▶ PROBLEM DETAILS:
Transcribe nothing but the lines from the one with "What data populates" to the end of the entries, both included, keeping each exact and leaving every picture out.
--- begin ---
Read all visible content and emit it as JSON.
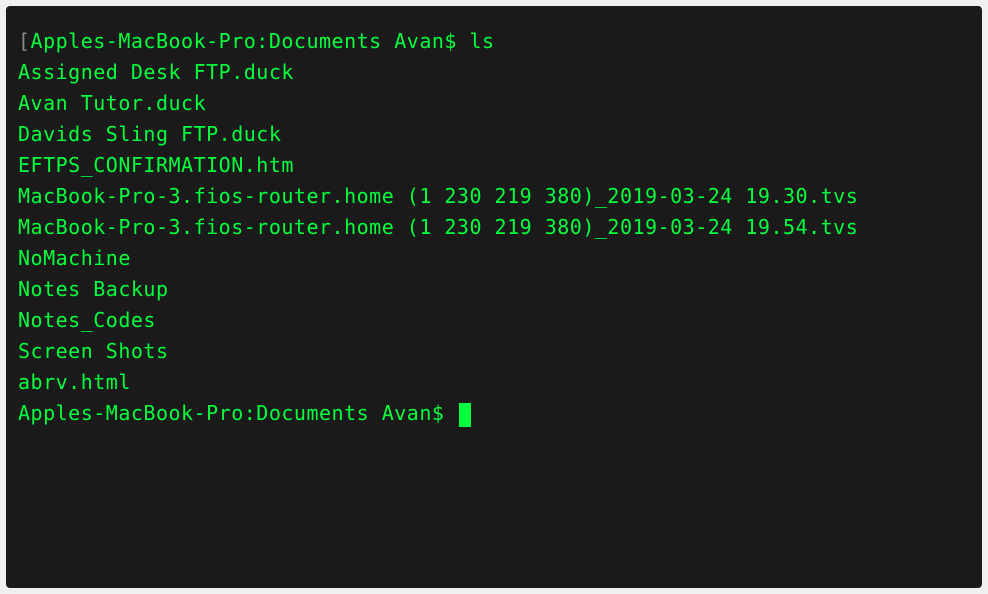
{
  "terminal": {
    "prompt_line1": {
      "bracket": "[",
      "host_path": "Apples-MacBook-Pro:Documents Avan$ ",
      "command": "ls"
    },
    "output": [
      "Assigned Desk FTP.duck",
      "Avan Tutor.duck",
      "Davids Sling FTP.duck",
      "EFTPS_CONFIRMATION.htm",
      "MacBook-Pro-3.fios-router.home (1 230 219 380)_2019-03-24 19.30.tvs",
      "MacBook-Pro-3.fios-router.home (1 230 219 380)_2019-03-24 19.54.tvs",
      "NoMachine",
      "Notes Backup",
      "Notes_Codes",
      "Screen Shots",
      "abrv.html"
    ],
    "prompt_line2": {
      "host_path": "Apples-MacBook-Pro:Documents Avan$ "
    }
  }
}
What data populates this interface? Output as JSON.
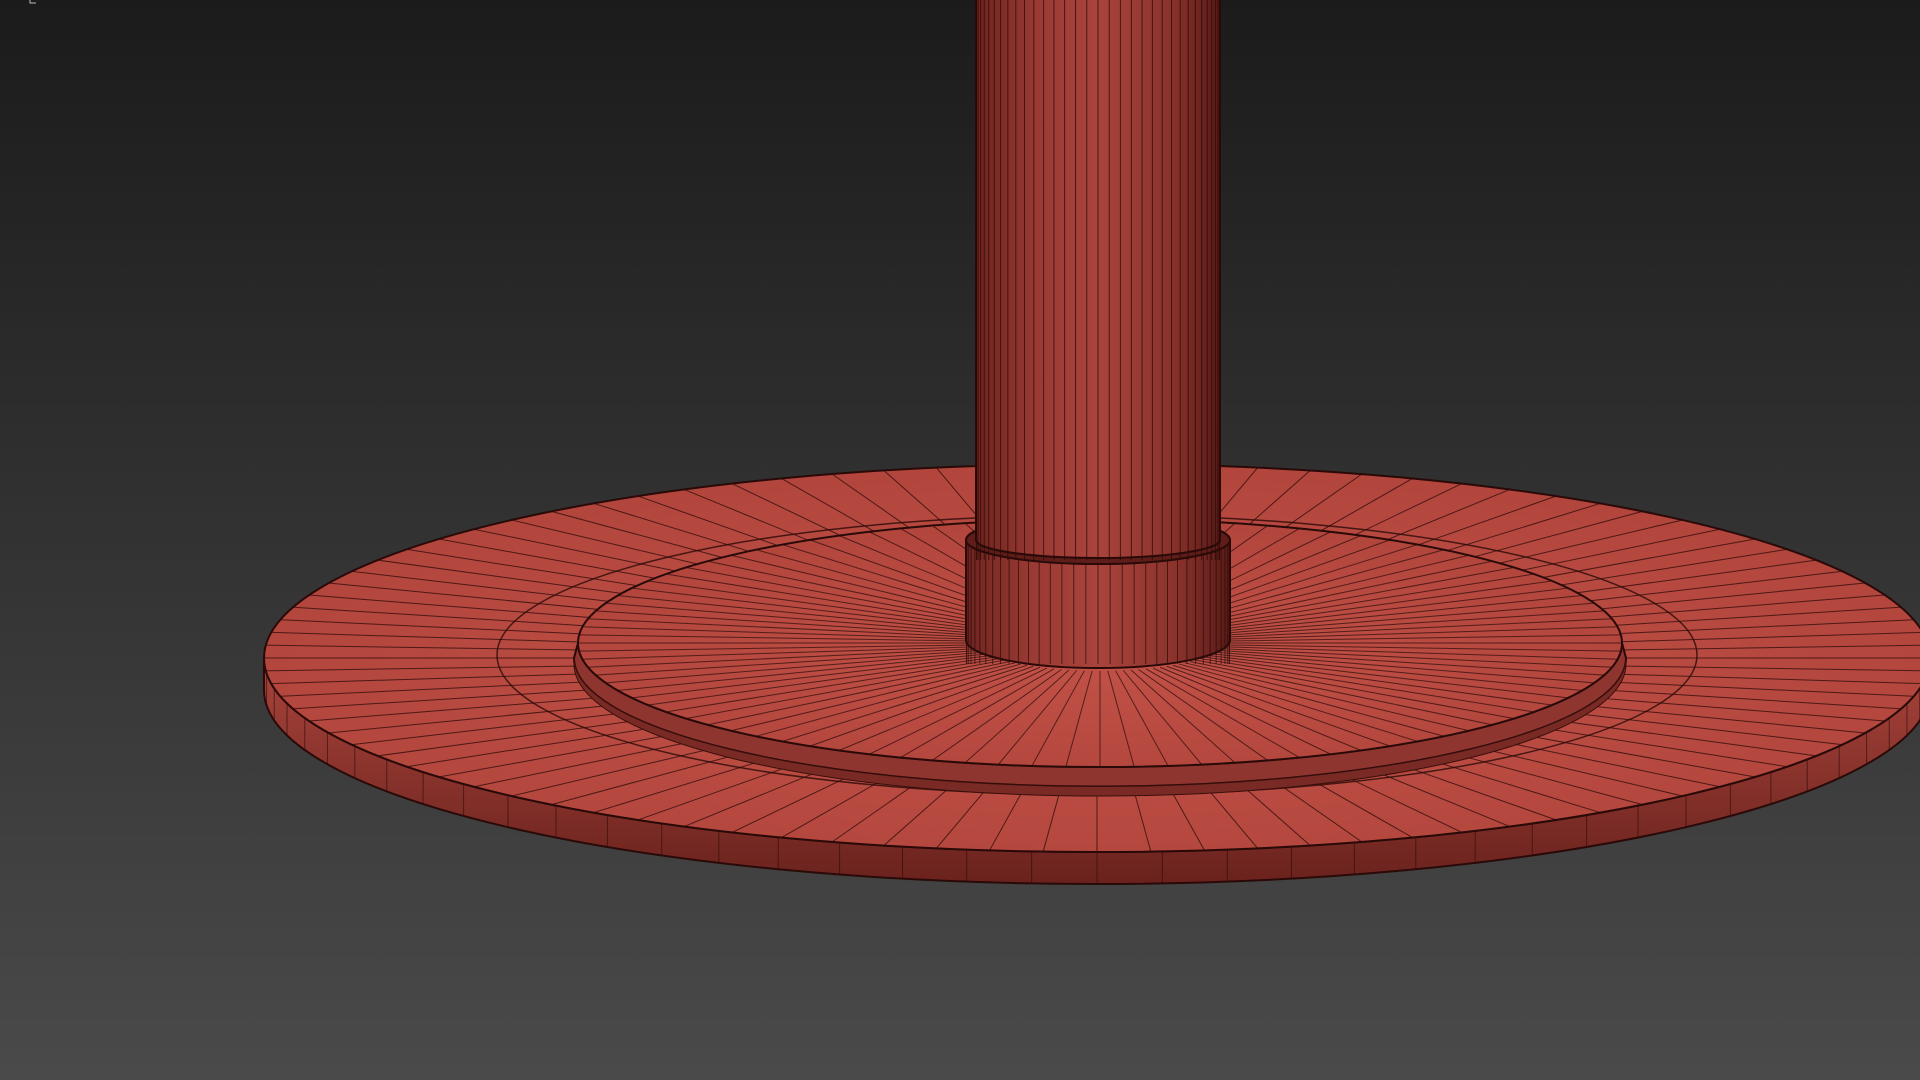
{
  "viewport": {
    "background_top_color": "#1b1b1b",
    "background_bottom_color": "#4a4a4a",
    "render_mode": "shaded-with-wireframe"
  },
  "model": {
    "object": "pedestal-table-base",
    "parts": [
      "column",
      "column-collar",
      "base-plate",
      "base-raised-ring"
    ],
    "surface_color": "#b9493f",
    "surface_shadow_color": "#7a2a25",
    "wire_color": "#2a0a08"
  }
}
--- end ---
▶ RESULT BELOW:
What data populates this interface? Output as JSON.
{
  "viewport": {
    "background_top_color": "#1b1b1b",
    "background_bottom_color": "#4a4a4a",
    "render_mode": "shaded-with-wireframe"
  },
  "model": {
    "object": "pedestal-table-base",
    "parts": [
      "column",
      "column-collar",
      "base-plate",
      "base-raised-ring"
    ],
    "surface_color": "#b9493f",
    "surface_shadow_color": "#7a2a25",
    "wire_color": "#2a0a08"
  }
}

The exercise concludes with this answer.